> **GIVEN REQUEST**
Using the data below, copy every line that contains the word "Mean".

---------- DATA PROVIDED

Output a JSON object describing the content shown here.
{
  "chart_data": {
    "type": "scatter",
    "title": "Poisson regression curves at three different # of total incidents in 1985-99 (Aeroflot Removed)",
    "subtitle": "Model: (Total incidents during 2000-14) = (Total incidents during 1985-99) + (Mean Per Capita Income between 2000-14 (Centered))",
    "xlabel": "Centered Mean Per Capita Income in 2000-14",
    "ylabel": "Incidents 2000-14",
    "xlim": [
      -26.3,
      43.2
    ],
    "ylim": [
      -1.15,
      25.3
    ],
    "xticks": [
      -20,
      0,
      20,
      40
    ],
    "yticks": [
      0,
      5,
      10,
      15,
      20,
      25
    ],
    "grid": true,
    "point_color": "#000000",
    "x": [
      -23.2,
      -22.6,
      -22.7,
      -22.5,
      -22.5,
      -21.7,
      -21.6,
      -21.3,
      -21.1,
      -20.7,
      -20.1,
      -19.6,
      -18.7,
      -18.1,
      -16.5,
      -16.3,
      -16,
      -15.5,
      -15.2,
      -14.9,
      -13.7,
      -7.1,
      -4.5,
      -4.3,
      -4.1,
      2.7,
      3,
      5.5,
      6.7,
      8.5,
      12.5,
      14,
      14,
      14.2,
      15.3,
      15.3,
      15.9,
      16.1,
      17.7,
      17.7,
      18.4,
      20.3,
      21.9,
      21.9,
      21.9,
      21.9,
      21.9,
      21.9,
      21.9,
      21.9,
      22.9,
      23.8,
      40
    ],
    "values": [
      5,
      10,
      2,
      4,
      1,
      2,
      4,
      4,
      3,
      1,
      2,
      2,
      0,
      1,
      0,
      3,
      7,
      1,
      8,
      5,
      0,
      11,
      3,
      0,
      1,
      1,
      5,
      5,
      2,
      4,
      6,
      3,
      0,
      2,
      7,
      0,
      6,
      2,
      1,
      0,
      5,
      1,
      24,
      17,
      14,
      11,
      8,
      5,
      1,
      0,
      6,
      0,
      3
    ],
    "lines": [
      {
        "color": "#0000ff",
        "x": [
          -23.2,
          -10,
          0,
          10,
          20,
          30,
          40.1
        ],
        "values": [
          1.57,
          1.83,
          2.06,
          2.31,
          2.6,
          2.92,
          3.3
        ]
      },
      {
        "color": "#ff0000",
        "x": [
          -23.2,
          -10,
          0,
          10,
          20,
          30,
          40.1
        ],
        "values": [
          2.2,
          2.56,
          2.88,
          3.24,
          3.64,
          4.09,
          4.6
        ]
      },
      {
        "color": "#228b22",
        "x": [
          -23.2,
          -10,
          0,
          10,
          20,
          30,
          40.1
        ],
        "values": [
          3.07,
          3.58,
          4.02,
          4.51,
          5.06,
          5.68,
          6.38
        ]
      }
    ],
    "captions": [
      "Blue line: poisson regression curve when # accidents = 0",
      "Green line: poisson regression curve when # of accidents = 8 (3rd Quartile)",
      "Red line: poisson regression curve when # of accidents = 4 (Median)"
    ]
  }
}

--------------------

> **ANSWER BELOW**
    "subtitle": "Model: (Total incidents during 2000-14) = (Total incidents during 1985-99) + (Mean Per Capita Income between 2000-14 (Centered))",
    "xlabel": "Centered Mean Per Capita Income in 2000-14",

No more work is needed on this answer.